## Start Input rows

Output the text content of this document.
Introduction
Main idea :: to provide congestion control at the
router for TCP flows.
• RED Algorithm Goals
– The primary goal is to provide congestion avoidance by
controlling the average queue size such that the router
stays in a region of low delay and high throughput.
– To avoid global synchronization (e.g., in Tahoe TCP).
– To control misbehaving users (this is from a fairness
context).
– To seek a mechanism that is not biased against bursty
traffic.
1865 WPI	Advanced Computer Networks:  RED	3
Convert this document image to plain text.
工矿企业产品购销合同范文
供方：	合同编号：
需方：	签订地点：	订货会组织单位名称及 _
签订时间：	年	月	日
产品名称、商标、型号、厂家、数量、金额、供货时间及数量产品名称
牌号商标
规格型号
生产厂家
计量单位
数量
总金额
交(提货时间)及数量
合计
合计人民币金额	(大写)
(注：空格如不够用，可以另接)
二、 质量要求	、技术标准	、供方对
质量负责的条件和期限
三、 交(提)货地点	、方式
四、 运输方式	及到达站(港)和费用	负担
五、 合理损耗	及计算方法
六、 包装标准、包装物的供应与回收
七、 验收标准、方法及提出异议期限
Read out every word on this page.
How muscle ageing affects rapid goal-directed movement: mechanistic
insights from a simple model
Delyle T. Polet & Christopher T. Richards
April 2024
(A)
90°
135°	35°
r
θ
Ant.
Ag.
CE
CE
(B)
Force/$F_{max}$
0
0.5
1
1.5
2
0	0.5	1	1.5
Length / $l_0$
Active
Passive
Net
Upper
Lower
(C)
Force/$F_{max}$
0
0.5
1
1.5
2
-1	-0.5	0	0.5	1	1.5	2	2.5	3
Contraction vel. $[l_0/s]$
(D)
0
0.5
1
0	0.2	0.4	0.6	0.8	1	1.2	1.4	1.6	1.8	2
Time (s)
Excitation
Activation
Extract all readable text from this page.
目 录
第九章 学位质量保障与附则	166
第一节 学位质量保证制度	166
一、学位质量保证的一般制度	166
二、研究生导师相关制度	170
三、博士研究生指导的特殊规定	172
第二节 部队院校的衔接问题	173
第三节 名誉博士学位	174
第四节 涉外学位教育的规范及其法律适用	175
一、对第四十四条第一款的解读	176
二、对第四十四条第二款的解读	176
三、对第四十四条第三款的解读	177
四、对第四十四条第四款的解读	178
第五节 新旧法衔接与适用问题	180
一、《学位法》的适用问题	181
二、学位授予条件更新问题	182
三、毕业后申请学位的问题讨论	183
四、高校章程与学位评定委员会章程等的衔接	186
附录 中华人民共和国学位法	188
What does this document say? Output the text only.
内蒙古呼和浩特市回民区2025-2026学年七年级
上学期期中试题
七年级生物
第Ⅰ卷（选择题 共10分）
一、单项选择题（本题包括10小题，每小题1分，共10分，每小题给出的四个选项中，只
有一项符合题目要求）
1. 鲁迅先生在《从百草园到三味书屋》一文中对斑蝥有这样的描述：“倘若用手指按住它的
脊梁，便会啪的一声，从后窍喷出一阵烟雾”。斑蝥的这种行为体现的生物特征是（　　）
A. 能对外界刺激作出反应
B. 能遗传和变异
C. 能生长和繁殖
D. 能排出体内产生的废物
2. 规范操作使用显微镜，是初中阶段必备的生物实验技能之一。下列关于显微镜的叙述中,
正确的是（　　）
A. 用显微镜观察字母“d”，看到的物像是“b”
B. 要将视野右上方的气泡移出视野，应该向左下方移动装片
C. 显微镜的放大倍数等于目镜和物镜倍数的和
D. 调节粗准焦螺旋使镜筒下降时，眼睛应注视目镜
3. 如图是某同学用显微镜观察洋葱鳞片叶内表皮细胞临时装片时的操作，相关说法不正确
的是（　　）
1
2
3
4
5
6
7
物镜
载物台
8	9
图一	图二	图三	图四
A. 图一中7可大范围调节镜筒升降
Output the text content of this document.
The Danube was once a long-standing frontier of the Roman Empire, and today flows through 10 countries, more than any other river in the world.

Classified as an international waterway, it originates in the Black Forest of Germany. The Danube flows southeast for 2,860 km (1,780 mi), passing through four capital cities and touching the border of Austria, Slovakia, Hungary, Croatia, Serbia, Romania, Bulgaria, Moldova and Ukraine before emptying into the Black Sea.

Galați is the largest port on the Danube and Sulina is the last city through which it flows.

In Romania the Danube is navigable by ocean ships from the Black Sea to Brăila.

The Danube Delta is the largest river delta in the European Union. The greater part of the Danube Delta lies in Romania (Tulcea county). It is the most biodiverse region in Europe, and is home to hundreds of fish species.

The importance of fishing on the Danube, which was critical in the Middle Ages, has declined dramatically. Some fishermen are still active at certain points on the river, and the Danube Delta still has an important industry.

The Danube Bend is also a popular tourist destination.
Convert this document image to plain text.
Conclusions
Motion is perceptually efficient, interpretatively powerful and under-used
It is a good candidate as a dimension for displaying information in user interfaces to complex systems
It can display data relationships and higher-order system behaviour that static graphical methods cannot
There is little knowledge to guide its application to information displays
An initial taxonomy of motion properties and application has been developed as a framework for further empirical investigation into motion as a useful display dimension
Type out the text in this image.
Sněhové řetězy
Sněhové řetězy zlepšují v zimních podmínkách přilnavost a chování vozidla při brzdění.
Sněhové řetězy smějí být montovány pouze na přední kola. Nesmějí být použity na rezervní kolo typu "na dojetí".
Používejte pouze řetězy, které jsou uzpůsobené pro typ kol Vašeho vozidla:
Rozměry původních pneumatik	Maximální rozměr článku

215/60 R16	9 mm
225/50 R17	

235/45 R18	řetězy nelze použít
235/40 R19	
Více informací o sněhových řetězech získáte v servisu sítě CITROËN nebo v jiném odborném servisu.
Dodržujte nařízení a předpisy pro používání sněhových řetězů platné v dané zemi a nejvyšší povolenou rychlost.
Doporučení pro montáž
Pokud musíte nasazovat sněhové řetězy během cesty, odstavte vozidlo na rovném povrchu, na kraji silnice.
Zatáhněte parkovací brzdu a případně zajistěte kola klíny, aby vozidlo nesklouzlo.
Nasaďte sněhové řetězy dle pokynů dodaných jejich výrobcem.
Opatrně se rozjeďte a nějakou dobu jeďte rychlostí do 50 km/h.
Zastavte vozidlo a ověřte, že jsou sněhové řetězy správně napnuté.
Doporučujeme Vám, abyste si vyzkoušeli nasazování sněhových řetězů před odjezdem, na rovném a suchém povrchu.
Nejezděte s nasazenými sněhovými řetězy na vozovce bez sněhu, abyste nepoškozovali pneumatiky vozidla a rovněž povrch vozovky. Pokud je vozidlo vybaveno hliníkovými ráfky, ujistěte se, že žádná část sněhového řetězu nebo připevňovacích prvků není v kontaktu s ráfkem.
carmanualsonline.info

## End Input rows

Work required — Would you copy out each line exactly as written?

The response —
Output the text content of this document.
Introduction
Main idea :: to provide congestion control at the
router for TCP flows.
• RED Algorithm Goals
– The primary goal is to provide congestion avoidance by
controlling the average queue size such that the router
stays in a region of low delay and high throughput.
– To avoid global synchronization (e.g., in Tahoe TCP).
– To control misbehaving users (this is from a fairness
context).
– To seek a mechanism that is not biased against bursty
traffic.
1865 WPI	Advanced Computer Networks:  RED	3
Convert this document image to plain text.
工矿企业产品购销合同范文
供方：	合同编号：
需方：	签订地点：	订货会组织单位名称及 _
签订时间：	年	月	日
产品名称、商标、型号、厂家、数量、金额、供货时间及数量产品名称
牌号商标
规格型号
生产厂家
计量单位
数量
总金额
交(提货时间)及数量
合计
合计人民币金额	(大写)
(注：空格如不够用，可以另接)
二、 质量要求	、技术标准	、供方对
质量负责的条件和期限
三、 交(提)货地点	、方式
四、 运输方式	及到达站(港)和费用	负担
五、 合理损耗	及计算方法
六、 包装标准、包装物的供应与回收
七、 验收标准、方法及提出异议期限
Read out every word on this page.
How muscle ageing affects rapid goal-directed movement: mechanistic
insights from a simple model
Delyle T. Polet & Christopher T. Richards
April 2024
(A)
90°
135°	35°
r
θ
Ant.
Ag.
CE
CE
(B)
Force/$F_{max}$
0
0.5
1
1.5
2
0	0.5	1	1.5
Length / $l_0$
Active
Passive
Net
Upper
Lower
(C)
Force/$F_{max}$
0
0.5
1
1.5
2
-1	-0.5	0	0.5	1	1.5	2	2.5	3
Contraction vel. $[l_0/s]$
(D)
0
0.5
1
0	0.2	0.4	0.6	0.8	1	1.2	1.4	1.6	1.8	2
Time (s)
Excitation
Activation
Extract all readable text from this page.
目 录
第九章 学位质量保障与附则	166
第一节 学位质量保证制度	166
一、学位质量保证的一般制度	166
二、研究生导师相关制度	170
三、博士研究生指导的特殊规定	172
第二节 部队院校的衔接问题	173
第三节 名誉博士学位	174
第四节 涉外学位教育的规范及其法律适用	175
一、对第四十四条第一款的解读	176
二、对第四十四条第二款的解读	176
三、对第四十四条第三款的解读	177
四、对第四十四条第四款的解读	178
第五节 新旧法衔接与适用问题	180
一、《学位法》的适用问题	181
二、学位授予条件更新问题	182
三、毕业后申请学位的问题讨论	183
四、高校章程与学位评定委员会章程等的衔接	186
附录 中华人民共和国学位法	188
What does this document say? Output the text only.
内蒙古呼和浩特市回民区2025-2026学年七年级
上学期期中试题
七年级生物
第Ⅰ卷（选择题 共10分）
一、单项选择题（本题包括10小题，每小题1分，共10分，每小题给出的四个选项中，只
有一项符合题目要求）
1. 鲁迅先生在《从百草园到三味书屋》一文中对斑蝥有这样的描述：“倘若用手指按住它的
脊梁，便会啪的一声，从后窍喷出一阵烟雾”。斑蝥的这种行为体现的生物特征是（　　）
A. 能对外界刺激作出反应
B. 能遗传和变异
C. 能生长和繁殖
D. 能排出体内产生的废物
2. 规范操作使用显微镜，是初中阶段必备的生物实验技能之一。下列关于显微镜的叙述中,
正确的是（　　）
A. 用显微镜观察字母“d”，看到的物像是“b”
B. 要将视野右上方的气泡移出视野，应该向左下方移动装片
C. 显微镜的放大倍数等于目镜和物镜倍数的和
D. 调节粗准焦螺旋使镜筒下降时，眼睛应注视目镜
3. 如图是某同学用显微镜观察洋葱鳞片叶内表皮细胞临时装片时的操作，相关说法不正确
的是（　　）
1
2
3
4
5
6
7
物镜
载物台
8	9
图一	图二	图三	图四
A. 图一中7可大范围调节镜筒升降
Output the text content of this document.
The Danube was once a long-standing frontier of the Roman Empire, and today flows through 10 countries, more than any other river in the world.

Classified as an international waterway, it originates in the Black Forest of Germany. The Danube flows southeast for 2,860 km (1,780 mi), passing through four capital cities and touching the border of Austria, Slovakia, Hungary, Croatia, Serbia, Romania, Bulgaria, Moldova and Ukraine before emptying into the Black Sea.

Galați is the largest port on the Danube and Sulina is the last city through which it flows.

In Romania the Danube is navigable by ocean ships from the Black Sea to Brăila.

The Danube Delta is the largest river delta in the European Union. The greater part of the Danube Delta lies in Romania (Tulcea county). It is the most biodiverse region in Europe, and is home to hundreds of fish species.

The importance of fishing on the Danube, which was critical in the Middle Ages, has declined dramatically. Some fishermen are still active at certain points on the river, and the Danube Delta still has an important industry.

The Danube Bend is also a popular tourist destination.
Convert this document image to plain text.
Conclusions
Motion is perceptually efficient, interpretatively powerful and under-used
It is a good candidate as a dimension for displaying information in user interfaces to complex systems
It can display data relationships and higher-order system behaviour that static graphical methods cannot
There is little knowledge to guide its application to information displays
An initial taxonomy of motion properties and application has been developed as a framework for further empirical investigation into motion as a useful display dimension
Type out the text in this image.
Sněhové řetězy
Sněhové řetězy zlepšují v zimních podmínkách přilnavost a chování vozidla při brzdění.
Sněhové řetězy smějí být montovány pouze na přední kola. Nesmějí být použity na rezervní kolo typu "na dojetí".
Používejte pouze řetězy, které jsou uzpůsobené pro typ kol Vašeho vozidla:
Rozměry původních pneumatik	Maximální rozměr článku

215/60 R16	9 mm
225/50 R17	

235/45 R18	řetězy nelze použít
235/40 R19	
Více informací o sněhových řetězech získáte v servisu sítě CITROËN nebo v jiném odborném servisu.
Dodržujte nařízení a předpisy pro používání sněhových řetězů platné v dané zemi a nejvyšší povolenou rychlost.
Doporučení pro montáž
Pokud musíte nasazovat sněhové řetězy během cesty, odstavte vozidlo na rovném povrchu, na kraji silnice.
Zatáhněte parkovací brzdu a případně zajistěte kola klíny, aby vozidlo nesklouzlo.
Nasaďte sněhové řetězy dle pokynů dodaných jejich výrobcem.
Opatrně se rozjeďte a nějakou dobu jeďte rychlostí do 50 km/h.
Zastavte vozidlo a ověřte, že jsou sněhové řetězy správně napnuté.
Doporučujeme Vám, abyste si vyzkoušeli nasazování sněhových řetězů před odjezdem, na rovném a suchém povrchu.
Nejezděte s nasazenými sněhovými řetězy na vozovce bez sněhu, abyste nepoškozovali pneumatiky vozidla a rovněž povrch vozovky. Pokud je vozidlo vybaveno hliníkovými ráfky, ujistěte se, že žádná část sněhového řetězu nebo připevňovacích prvků není v kontaktu s ráfkem.
carmanualsonline.info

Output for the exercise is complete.